• **Instrucciones de la tarea**: Reproduce sin ningún cambio las líneas que van desde la que contiene "Patent image size: (1058, 520)." hasta la que contiene "The power transmission path 38 is", ambas incluidas.

• **Datos extraídos**:
○ ○ ○ ○
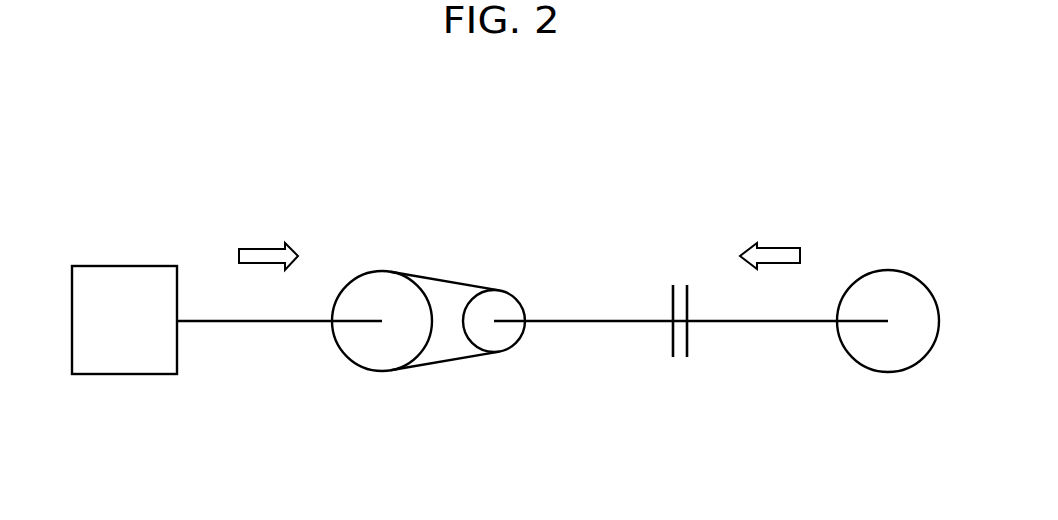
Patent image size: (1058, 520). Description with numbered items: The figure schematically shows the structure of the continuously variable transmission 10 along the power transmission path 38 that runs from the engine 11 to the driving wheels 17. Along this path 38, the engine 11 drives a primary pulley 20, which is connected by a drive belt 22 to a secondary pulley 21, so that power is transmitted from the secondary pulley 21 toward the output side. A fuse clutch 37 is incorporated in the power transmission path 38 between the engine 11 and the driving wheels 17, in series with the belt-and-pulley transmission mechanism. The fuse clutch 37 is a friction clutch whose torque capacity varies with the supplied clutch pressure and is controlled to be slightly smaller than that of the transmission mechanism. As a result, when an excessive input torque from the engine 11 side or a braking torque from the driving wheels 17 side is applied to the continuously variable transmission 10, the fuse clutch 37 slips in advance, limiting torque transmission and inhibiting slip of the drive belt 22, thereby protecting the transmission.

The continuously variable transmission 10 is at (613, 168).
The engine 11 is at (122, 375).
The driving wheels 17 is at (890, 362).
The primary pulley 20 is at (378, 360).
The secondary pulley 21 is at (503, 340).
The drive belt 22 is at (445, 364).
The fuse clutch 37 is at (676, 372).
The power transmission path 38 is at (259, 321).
○ ○ ○ ○
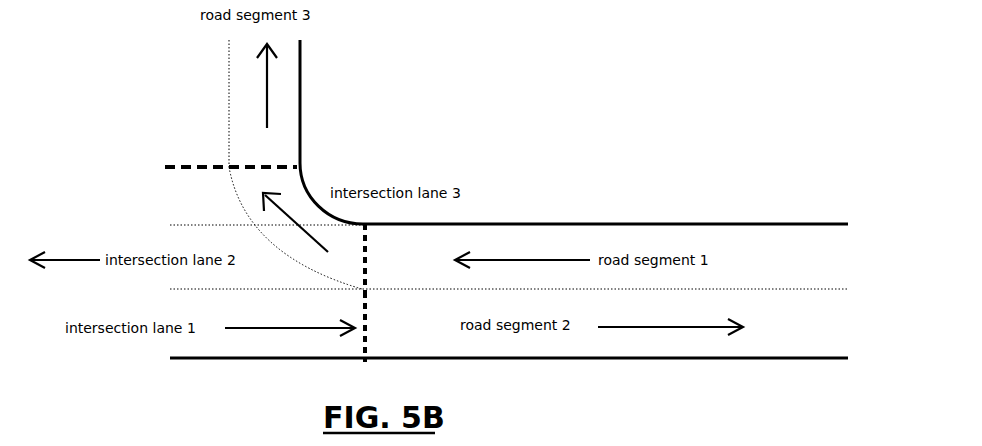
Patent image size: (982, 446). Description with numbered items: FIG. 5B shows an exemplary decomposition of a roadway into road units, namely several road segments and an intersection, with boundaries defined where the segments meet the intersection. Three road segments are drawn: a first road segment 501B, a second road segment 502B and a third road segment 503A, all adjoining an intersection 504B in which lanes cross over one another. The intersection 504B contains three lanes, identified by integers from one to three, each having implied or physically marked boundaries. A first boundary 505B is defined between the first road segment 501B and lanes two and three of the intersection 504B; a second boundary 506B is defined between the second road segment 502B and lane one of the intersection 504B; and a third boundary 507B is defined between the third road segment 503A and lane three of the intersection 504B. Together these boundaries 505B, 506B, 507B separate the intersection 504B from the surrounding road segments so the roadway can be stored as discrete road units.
○ ○ ○ ○
• **Solución del ejercicio**:
Patent image size: (1058, 520). Description with numbered items: The figure schematically shows the structure of the continuously variable transmission 10 along the power transmission path 38 that runs from the engine 11 to the driving wheels 17. Along this path 38, the engine 11 drives a primary pulley 20, which is connected by a drive belt 22 to a secondary pulley 21, so that power is transmitted from the secondary pulley 21 toward the output side. A fuse clutch 37 is incorporated in the power transmission path 38 between the engine 11 and the driving wheels 17, in series with the belt-and-pulley transmission mechanism. The fuse clutch 37 is a friction clutch whose torque capacity varies with the supplied clutch pressure and is controlled to be slightly smaller than that of the transmission mechanism. As a result, when an excessive input torque from the engine 11 side or a braking torque from the driving wheels 17 side is applied to the continuously variable transmission 10, the fuse clutch 37 slips in advance, limiting torque transmission and inhibiting slip of the drive belt 22, thereby protecting the transmission.

The continuously variable transmission 10 is at (613, 168).
The engine 11 is at (122, 375).
The driving wheels 17 is at (890, 362).
The primary pulley 20 is at (378, 360).
The secondary pulley 21 is at (503, 340).
The drive belt 22 is at (445, 364).
The fuse clutch 37 is at (676, 372).
The power transmission path 38 is at (259, 321).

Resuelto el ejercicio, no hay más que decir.